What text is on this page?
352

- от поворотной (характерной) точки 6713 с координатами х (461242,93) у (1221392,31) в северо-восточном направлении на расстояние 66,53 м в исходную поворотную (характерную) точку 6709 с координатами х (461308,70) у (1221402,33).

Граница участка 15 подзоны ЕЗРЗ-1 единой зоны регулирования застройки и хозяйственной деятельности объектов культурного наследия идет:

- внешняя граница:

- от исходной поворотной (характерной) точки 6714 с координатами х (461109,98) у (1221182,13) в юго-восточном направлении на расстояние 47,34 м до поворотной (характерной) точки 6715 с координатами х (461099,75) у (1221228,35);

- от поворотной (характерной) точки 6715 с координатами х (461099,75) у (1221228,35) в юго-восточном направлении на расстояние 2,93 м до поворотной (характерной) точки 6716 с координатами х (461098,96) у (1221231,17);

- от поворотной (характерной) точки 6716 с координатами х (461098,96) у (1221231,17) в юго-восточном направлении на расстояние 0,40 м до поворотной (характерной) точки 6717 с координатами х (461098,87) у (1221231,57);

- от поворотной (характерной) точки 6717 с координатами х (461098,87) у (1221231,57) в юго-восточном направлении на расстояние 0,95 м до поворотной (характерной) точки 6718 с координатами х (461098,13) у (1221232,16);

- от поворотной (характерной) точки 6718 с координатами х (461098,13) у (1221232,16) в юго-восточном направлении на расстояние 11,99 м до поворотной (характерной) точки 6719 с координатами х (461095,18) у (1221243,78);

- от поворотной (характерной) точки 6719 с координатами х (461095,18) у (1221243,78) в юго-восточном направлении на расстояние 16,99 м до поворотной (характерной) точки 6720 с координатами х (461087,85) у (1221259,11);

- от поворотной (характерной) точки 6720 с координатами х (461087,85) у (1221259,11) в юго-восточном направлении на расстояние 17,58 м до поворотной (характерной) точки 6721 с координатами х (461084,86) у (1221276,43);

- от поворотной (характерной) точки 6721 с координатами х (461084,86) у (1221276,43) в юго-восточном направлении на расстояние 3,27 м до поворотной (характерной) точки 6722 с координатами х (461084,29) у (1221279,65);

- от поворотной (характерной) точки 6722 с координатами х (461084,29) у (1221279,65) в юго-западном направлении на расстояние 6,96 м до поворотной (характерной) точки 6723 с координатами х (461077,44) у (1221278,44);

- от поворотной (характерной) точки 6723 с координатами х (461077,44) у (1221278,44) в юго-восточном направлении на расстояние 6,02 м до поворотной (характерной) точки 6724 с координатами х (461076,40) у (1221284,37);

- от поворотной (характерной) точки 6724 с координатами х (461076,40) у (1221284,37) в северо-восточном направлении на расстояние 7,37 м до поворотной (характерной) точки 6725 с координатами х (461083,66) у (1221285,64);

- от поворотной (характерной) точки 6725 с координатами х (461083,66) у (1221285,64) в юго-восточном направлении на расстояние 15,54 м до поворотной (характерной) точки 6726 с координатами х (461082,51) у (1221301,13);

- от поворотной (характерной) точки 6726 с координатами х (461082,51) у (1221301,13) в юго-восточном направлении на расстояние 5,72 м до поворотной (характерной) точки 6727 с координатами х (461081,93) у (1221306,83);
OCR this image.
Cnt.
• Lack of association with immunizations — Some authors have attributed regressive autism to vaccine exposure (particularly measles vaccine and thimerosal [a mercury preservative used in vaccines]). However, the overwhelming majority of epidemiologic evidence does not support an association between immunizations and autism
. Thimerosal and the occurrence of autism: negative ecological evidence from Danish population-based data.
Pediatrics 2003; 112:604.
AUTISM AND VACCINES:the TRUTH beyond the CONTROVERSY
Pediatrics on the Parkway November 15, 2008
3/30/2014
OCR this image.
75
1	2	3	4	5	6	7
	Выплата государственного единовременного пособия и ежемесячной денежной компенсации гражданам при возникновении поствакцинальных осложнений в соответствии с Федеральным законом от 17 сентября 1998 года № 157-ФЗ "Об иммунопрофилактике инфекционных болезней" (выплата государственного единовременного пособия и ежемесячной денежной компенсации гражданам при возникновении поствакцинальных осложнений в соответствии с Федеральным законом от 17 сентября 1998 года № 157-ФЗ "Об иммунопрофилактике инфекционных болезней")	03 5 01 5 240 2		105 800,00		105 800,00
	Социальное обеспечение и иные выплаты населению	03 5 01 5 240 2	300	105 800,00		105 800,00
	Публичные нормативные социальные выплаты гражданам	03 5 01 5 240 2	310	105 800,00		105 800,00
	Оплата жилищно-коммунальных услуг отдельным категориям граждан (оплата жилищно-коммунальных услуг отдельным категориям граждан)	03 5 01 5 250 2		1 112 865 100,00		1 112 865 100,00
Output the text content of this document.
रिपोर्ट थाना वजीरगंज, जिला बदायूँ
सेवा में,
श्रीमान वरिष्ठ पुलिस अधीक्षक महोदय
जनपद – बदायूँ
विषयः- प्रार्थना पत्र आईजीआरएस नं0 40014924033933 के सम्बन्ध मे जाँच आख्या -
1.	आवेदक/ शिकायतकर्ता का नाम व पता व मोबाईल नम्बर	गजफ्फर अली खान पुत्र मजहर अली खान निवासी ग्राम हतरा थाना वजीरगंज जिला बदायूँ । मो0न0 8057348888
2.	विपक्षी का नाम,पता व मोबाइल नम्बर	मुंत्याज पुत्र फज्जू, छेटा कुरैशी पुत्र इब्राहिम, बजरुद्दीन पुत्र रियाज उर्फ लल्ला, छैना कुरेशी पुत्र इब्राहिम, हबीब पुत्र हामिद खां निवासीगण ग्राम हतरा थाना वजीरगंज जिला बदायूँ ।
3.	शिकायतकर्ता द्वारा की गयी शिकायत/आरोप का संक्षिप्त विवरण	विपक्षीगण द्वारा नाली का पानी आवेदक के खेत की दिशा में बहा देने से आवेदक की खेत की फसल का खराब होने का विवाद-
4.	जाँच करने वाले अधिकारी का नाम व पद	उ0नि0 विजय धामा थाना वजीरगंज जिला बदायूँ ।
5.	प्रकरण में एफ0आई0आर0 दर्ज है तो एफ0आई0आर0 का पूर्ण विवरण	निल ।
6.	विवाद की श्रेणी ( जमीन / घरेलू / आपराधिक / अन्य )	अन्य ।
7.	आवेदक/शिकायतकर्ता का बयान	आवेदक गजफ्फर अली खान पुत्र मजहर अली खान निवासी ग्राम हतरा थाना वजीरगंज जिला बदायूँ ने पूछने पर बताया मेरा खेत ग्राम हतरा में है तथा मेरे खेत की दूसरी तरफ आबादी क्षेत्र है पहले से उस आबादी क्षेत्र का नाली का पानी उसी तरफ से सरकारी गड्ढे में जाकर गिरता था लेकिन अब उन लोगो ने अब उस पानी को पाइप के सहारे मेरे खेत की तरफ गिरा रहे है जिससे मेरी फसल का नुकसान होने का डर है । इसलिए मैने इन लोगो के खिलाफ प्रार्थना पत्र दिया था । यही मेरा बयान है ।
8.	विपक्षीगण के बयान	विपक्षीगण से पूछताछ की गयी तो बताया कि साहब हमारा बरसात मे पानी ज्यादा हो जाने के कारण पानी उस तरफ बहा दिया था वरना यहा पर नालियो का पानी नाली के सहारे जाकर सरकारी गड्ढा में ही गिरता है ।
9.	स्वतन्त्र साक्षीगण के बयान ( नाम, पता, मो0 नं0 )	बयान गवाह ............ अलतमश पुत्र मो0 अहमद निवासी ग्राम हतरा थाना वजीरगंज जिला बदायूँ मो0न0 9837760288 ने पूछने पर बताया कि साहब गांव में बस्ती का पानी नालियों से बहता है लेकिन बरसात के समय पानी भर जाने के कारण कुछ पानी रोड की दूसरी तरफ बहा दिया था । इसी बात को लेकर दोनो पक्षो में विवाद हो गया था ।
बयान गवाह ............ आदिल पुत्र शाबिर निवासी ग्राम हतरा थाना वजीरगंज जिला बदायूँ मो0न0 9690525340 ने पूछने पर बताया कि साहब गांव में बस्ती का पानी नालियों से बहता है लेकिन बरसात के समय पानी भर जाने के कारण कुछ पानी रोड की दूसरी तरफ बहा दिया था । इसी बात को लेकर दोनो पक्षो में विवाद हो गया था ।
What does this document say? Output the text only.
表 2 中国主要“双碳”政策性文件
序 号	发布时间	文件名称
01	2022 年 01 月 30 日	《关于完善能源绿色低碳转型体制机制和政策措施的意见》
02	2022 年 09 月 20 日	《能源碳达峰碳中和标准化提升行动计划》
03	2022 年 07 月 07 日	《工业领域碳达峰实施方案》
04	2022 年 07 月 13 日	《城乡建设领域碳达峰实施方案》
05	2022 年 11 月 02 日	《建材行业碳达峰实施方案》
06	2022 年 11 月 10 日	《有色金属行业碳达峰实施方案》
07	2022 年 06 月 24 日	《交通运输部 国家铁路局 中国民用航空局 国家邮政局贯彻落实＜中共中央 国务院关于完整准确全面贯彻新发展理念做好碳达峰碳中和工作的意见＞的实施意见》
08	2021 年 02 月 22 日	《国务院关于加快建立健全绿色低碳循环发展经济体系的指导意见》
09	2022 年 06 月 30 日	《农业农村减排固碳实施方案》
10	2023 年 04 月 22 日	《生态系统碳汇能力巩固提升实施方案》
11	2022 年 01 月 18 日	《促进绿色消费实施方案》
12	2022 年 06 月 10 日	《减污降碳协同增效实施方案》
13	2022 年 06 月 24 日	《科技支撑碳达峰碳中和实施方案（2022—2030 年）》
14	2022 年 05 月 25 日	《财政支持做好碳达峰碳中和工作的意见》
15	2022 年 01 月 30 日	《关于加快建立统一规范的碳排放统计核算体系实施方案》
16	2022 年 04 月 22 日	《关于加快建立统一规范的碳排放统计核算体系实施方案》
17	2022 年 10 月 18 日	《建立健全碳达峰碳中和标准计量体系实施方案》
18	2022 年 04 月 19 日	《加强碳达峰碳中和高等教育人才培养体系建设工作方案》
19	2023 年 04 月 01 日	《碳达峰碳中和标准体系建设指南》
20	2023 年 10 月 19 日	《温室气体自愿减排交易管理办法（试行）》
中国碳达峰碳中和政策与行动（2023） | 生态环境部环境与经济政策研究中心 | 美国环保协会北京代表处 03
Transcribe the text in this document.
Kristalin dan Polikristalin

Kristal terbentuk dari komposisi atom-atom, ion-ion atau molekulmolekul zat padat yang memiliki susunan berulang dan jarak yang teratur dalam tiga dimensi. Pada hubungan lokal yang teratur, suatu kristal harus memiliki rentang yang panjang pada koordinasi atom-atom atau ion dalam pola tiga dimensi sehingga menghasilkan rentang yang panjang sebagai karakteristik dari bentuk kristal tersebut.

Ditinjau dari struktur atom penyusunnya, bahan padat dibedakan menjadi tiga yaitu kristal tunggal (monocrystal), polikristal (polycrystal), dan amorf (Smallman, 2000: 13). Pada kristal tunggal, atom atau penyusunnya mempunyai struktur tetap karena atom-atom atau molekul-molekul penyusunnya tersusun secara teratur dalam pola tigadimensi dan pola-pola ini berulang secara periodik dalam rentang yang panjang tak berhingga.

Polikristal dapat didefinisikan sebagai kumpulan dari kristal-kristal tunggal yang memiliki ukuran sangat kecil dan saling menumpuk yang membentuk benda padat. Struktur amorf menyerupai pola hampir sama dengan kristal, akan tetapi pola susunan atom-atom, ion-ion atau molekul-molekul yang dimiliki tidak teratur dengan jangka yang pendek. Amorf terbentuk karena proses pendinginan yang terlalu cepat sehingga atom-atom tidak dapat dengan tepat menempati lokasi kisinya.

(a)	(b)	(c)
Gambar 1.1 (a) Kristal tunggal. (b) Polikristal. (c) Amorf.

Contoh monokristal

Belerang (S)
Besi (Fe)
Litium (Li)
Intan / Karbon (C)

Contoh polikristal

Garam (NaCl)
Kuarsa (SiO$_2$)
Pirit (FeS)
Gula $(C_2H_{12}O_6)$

● GIVEN REQUEST
Every line in the data that holds "Output" should be copied out.

● REPLY TO THE TASK
Output the text content of this document.
What does this document say? Output the text only.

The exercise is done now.